══ Material

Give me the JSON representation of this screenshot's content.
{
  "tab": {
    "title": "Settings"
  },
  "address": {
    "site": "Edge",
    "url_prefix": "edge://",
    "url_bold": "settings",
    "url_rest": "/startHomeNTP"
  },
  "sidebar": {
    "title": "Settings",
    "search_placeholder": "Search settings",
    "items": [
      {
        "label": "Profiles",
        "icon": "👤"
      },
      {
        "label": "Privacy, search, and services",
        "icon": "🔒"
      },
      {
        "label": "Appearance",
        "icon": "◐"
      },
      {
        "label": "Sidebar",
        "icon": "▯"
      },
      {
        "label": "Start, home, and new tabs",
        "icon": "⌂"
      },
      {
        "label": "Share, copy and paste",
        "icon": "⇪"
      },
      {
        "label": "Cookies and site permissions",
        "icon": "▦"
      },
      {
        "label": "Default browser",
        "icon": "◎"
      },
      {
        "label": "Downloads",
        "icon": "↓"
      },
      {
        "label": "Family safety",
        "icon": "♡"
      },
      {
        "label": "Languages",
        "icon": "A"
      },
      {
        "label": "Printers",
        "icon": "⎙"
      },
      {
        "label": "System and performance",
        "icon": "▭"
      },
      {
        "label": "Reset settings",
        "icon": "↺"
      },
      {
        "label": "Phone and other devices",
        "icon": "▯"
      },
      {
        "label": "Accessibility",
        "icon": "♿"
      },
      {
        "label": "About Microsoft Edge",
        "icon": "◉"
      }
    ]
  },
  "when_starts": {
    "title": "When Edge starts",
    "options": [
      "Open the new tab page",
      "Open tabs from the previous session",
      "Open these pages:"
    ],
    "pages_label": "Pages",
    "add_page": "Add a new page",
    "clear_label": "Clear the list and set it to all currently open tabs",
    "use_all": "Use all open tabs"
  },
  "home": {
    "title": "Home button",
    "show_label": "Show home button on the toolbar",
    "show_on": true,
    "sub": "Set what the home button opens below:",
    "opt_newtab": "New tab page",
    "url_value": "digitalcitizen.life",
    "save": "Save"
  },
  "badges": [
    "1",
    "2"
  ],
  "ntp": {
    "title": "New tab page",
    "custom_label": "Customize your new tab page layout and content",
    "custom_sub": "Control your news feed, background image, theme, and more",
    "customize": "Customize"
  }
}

════

From the entries above, return each line with the word "Customize" in it.

    "custom_label": "Customize your new tab page layout and content",
    "customize": "Customize"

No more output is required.